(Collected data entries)
• • • • • • •
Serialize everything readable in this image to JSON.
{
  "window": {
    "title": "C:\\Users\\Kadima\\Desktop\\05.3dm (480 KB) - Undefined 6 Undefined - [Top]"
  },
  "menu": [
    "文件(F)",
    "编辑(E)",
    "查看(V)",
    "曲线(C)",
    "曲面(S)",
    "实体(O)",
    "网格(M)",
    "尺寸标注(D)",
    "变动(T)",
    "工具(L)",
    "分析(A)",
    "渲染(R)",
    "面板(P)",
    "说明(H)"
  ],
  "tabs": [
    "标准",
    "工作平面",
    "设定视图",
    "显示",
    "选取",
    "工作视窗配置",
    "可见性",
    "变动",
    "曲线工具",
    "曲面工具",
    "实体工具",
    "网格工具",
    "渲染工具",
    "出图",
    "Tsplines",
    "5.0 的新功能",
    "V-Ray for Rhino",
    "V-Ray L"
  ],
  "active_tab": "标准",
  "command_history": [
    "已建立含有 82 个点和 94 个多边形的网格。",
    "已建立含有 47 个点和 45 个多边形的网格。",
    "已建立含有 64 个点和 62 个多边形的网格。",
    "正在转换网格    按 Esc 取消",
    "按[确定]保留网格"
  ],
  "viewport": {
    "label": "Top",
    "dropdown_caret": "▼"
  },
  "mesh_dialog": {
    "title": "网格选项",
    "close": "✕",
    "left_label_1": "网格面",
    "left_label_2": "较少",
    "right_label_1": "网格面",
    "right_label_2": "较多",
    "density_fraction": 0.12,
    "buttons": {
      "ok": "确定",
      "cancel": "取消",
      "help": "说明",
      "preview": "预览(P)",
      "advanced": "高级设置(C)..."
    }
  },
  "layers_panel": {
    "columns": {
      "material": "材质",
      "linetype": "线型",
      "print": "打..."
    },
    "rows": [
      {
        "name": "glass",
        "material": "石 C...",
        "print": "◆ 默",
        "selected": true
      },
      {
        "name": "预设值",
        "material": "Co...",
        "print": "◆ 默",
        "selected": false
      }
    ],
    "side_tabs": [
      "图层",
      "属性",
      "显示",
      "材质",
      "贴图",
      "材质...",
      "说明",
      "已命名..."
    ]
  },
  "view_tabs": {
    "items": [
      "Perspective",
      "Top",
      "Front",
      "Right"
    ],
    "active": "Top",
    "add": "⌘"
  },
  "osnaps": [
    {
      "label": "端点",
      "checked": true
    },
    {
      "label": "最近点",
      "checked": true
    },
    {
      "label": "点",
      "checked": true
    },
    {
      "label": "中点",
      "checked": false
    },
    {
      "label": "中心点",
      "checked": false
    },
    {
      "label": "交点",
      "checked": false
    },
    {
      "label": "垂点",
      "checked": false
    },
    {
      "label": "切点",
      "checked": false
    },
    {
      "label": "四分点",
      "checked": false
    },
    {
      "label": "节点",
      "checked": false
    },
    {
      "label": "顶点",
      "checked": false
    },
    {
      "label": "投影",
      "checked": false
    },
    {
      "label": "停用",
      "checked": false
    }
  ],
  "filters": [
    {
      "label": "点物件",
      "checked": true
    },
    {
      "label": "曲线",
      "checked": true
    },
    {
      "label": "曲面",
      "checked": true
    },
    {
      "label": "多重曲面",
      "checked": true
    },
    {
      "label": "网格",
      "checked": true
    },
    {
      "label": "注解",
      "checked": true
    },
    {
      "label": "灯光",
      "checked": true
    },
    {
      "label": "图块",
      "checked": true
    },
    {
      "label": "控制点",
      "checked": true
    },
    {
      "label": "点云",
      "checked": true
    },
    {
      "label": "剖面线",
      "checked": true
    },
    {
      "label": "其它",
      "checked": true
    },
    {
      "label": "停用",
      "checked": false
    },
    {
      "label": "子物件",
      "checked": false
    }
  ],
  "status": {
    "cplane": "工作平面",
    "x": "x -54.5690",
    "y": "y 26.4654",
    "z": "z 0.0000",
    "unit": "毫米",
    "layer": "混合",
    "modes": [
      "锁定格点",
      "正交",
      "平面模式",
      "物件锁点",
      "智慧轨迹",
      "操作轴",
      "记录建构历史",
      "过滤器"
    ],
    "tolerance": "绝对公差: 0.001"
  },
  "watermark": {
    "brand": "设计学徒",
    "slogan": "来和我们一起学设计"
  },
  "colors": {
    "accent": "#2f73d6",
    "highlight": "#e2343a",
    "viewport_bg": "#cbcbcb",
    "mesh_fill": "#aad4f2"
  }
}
• • • • • • •
◆ Requirement ◆
All of the lines above need to be given again exactly.

◆ Result ◆
Serialize everything readable in this image to JSON.
{
  "window": {
    "title": "C:\\Users\\Kadima\\Desktop\\05.3dm (480 KB) - Undefined 6 Undefined - [Top]"
  },
  "menu": [
    "文件(F)",
    "编辑(E)",
    "查看(V)",
    "曲线(C)",
    "曲面(S)",
    "实体(O)",
    "网格(M)",
    "尺寸标注(D)",
    "变动(T)",
    "工具(L)",
    "分析(A)",
    "渲染(R)",
    "面板(P)",
    "说明(H)"
  ],
  "tabs": [
    "标准",
    "工作平面",
    "设定视图",
    "显示",
    "选取",
    "工作视窗配置",
    "可见性",
    "变动",
    "曲线工具",
    "曲面工具",
    "实体工具",
    "网格工具",
    "渲染工具",
    "出图",
    "Tsplines",
    "5.0 的新功能",
    "V-Ray for Rhino",
    "V-Ray L"
  ],
  "active_tab": "标准",
  "command_history": [
    "已建立含有 82 个点和 94 个多边形的网格。",
    "已建立含有 47 个点和 45 个多边形的网格。",
    "已建立含有 64 个点和 62 个多边形的网格。",
    "正在转换网格    按 Esc 取消",
    "按[确定]保留网格"
  ],
  "viewport": {
    "label": "Top",
    "dropdown_caret": "▼"
  },
  "mesh_dialog": {
    "title": "网格选项",
    "close": "✕",
    "left_label_1": "网格面",
    "left_label_2": "较少",
    "right_label_1": "网格面",
    "right_label_2": "较多",
    "density_fraction": 0.12,
    "buttons": {
      "ok": "确定",
      "cancel": "取消",
      "help": "说明",
      "preview": "预览(P)",
      "advanced": "高级设置(C)..."
    }
  },
  "layers_panel": {
    "columns": {
      "material": "材质",
      "linetype": "线型",
      "print": "打..."
    },
    "rows": [
      {
        "name": "glass",
        "material": "石 C...",
        "print": "◆ 默",
        "selected": true
      },
      {
        "name": "预设值",
        "material": "Co...",
        "print": "◆ 默",
        "selected": false
      }
    ],
    "side_tabs": [
      "图层",
      "属性",
      "显示",
      "材质",
      "贴图",
      "材质...",
      "说明",
      "已命名..."
    ]
  },
  "view_tabs": {
    "items": [
      "Perspective",
      "Top",
      "Front",
      "Right"
    ],
    "active": "Top",
    "add": "⌘"
  },
  "osnaps": [
    {
      "label": "端点",
      "checked": true
    },
    {
      "label": "最近点",
      "checked": true
    },
    {
      "label": "点",
      "checked": true
    },
    {
      "label": "中点",
      "checked": false
    },
    {
      "label": "中心点",
      "checked": false
    },
    {
      "label": "交点",
      "checked": false
    },
    {
      "label": "垂点",
      "checked": false
    },
    {
      "label": "切点",
      "checked": false
    },
    {
      "label": "四分点",
      "checked": false
    },
    {
      "label": "节点",
      "checked": false
    },
    {
      "label": "顶点",
      "checked": false
    },
    {
      "label": "投影",
      "checked": false
    },
    {
      "label": "停用",
      "checked": false
    }
  ],
  "filters": [
    {
      "label": "点物件",
      "checked": true
    },
    {
      "label": "曲线",
      "checked": true
    },
    {
      "label": "曲面",
      "checked": true
    },
    {
      "label": "多重曲面",
      "checked": true
    },
    {
      "label": "网格",
      "checked": true
    },
    {
      "label": "注解",
      "checked": true
    },
    {
      "label": "灯光",
      "checked": true
    },
    {
      "label": "图块",
      "checked": true
    },
    {
      "label": "控制点",
      "checked": true
    },
    {
      "label": "点云",
      "checked": true
    },
    {
      "label": "剖面线",
      "checked": true
    },
    {
      "label": "其它",
      "checked": true
    },
    {
      "label": "停用",
      "checked": false
    },
    {
      "label": "子物件",
      "checked": false
    }
  ],
  "status": {
    "cplane": "工作平面",
    "x": "x -54.5690",
    "y": "y 26.4654",
    "z": "z 0.0000",
    "unit": "毫米",
    "layer": "混合",
    "modes": [
      "锁定格点",
      "正交",
      "平面模式",
      "物件锁点",
      "智慧轨迹",
      "操作轴",
      "记录建构历史",
      "过滤器"
    ],
    "tolerance": "绝对公差: 0.001"
  },
  "watermark": {
    "brand": "设计学徒",
    "slogan": "来和我们一起学设计"
  },
  "colors": {
    "accent": "#2f73d6",
    "highlight": "#e2343a",
    "viewport_bg": "#cbcbcb",
    "mesh_fill": "#aad4f2"
  }
}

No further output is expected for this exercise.